**What the task asks:** Reproduce verbatim the data starting at the beginning of the data and ending at the line containing "y-tick-label: -2.5% bbox=[20, 287, 55, 301]", including both ends.

**Given data:**

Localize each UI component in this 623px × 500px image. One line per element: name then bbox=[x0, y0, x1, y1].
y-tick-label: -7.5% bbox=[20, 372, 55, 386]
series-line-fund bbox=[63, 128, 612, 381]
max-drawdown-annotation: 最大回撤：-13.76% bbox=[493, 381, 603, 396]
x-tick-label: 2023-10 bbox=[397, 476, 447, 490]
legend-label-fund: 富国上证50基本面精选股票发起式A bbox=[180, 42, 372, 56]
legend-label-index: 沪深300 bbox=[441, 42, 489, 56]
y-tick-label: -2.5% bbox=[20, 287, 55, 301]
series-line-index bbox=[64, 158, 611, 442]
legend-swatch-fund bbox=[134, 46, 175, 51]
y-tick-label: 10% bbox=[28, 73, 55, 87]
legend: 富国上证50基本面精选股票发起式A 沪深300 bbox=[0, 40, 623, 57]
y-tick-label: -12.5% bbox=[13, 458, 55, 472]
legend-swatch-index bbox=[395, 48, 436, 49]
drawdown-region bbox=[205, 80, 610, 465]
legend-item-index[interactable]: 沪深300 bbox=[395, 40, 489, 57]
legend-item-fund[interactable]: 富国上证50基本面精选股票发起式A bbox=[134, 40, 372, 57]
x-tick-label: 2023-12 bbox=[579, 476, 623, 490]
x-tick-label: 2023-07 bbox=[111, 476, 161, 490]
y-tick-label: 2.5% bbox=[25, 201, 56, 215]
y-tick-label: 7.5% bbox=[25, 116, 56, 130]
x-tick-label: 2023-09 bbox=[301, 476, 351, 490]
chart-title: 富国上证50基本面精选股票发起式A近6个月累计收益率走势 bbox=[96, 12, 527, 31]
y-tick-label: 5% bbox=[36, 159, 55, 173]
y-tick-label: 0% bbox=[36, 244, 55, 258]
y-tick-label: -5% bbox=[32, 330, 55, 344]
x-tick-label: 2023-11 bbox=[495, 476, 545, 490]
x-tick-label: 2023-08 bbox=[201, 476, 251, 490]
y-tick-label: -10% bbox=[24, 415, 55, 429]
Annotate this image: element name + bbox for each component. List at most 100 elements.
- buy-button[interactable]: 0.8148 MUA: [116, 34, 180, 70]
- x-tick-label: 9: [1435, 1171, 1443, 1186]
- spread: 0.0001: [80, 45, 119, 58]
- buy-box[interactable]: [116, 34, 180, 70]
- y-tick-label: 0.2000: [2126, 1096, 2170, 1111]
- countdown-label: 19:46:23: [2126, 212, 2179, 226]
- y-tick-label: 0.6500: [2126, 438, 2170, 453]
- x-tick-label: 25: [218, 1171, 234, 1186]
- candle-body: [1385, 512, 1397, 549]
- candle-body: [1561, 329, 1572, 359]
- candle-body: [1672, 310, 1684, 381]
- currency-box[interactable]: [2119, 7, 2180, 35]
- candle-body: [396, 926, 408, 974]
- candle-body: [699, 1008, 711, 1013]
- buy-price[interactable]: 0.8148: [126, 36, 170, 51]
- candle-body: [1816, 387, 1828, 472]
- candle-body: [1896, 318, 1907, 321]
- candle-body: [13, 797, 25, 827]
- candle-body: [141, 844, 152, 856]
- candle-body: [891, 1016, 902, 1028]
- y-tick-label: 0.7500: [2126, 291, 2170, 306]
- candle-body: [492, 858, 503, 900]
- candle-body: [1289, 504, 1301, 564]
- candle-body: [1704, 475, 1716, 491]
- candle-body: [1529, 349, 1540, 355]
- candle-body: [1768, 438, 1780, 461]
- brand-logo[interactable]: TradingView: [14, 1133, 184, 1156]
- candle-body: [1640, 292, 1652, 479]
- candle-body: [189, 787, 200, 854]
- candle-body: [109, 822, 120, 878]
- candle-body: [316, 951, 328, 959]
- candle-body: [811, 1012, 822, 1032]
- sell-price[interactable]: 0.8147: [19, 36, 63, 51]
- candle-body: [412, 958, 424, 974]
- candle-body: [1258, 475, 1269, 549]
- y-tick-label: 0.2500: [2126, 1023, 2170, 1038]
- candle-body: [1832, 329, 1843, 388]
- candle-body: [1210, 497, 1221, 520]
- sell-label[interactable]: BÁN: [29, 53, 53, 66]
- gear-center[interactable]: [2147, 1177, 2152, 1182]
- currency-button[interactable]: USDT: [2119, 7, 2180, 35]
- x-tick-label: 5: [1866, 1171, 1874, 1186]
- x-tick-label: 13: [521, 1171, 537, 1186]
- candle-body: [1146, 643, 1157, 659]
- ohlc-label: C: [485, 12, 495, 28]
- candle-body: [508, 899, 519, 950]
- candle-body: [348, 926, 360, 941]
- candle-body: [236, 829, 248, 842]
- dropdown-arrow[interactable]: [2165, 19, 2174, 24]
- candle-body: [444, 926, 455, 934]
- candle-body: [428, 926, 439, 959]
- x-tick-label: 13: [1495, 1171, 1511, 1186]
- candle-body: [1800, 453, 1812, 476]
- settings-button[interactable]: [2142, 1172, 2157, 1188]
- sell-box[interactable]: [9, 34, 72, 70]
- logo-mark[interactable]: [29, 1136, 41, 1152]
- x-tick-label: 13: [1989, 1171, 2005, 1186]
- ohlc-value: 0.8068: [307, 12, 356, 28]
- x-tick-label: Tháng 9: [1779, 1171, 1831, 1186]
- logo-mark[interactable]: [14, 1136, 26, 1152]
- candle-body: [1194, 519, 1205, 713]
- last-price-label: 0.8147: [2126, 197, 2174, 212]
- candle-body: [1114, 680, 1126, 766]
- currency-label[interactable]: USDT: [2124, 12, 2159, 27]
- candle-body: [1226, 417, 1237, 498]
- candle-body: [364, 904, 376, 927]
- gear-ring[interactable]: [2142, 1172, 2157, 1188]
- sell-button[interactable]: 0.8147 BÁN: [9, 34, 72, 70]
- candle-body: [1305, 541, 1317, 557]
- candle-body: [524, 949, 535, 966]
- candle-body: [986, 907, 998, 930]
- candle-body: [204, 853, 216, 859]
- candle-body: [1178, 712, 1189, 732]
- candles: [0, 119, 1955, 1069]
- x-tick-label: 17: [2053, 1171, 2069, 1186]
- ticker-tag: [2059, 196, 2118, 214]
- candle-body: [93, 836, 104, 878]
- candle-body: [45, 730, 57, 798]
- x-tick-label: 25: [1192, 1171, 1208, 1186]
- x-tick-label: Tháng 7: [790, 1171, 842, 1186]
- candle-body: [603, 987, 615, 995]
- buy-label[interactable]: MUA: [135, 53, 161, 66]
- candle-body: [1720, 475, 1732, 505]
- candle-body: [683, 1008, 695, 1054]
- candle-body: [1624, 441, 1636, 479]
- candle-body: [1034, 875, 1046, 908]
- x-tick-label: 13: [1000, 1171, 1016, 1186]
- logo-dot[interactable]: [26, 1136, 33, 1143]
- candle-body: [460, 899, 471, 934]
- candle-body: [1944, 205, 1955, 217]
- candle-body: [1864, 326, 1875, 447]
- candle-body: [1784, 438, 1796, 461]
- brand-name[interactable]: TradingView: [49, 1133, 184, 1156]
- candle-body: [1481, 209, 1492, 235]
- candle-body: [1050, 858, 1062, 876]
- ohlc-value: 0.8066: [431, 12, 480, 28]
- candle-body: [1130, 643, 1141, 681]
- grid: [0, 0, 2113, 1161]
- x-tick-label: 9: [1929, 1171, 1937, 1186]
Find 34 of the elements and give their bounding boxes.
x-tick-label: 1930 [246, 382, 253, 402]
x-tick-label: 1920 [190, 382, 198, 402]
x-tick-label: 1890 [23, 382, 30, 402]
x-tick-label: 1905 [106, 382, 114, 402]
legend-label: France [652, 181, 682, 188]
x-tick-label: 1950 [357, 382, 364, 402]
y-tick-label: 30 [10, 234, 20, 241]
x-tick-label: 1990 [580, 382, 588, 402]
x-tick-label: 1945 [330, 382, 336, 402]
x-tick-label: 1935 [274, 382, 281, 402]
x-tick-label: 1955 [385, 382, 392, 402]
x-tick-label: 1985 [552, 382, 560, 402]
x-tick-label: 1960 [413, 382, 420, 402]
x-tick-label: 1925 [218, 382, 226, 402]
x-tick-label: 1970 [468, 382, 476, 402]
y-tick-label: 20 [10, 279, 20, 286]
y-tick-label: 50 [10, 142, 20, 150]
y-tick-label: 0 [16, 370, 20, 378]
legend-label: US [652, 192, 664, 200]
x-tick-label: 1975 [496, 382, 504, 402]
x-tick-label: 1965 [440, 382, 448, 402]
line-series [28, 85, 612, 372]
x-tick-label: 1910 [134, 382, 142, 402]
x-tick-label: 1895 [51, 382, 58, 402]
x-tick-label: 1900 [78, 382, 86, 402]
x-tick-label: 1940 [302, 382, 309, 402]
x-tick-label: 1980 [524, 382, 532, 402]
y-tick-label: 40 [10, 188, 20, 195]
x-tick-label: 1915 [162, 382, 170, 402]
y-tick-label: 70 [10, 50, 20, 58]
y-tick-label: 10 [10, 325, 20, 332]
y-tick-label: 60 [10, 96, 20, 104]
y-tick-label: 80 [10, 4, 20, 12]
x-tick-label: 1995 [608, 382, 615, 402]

**Output for this exercise:**
Localize each UI component in this 623px × 500px image. One line per element: name then bbox=[x0, y0, x1, y1].
y-tick-label: -7.5% bbox=[20, 372, 55, 386]
series-line-fund bbox=[63, 128, 612, 381]
max-drawdown-annotation: 最大回撤：-13.76% bbox=[493, 381, 603, 396]
x-tick-label: 2023-10 bbox=[397, 476, 447, 490]
legend-label-fund: 富国上证50基本面精选股票发起式A bbox=[180, 42, 372, 56]
legend-label-index: 沪深300 bbox=[441, 42, 489, 56]
y-tick-label: -2.5% bbox=[20, 287, 55, 301]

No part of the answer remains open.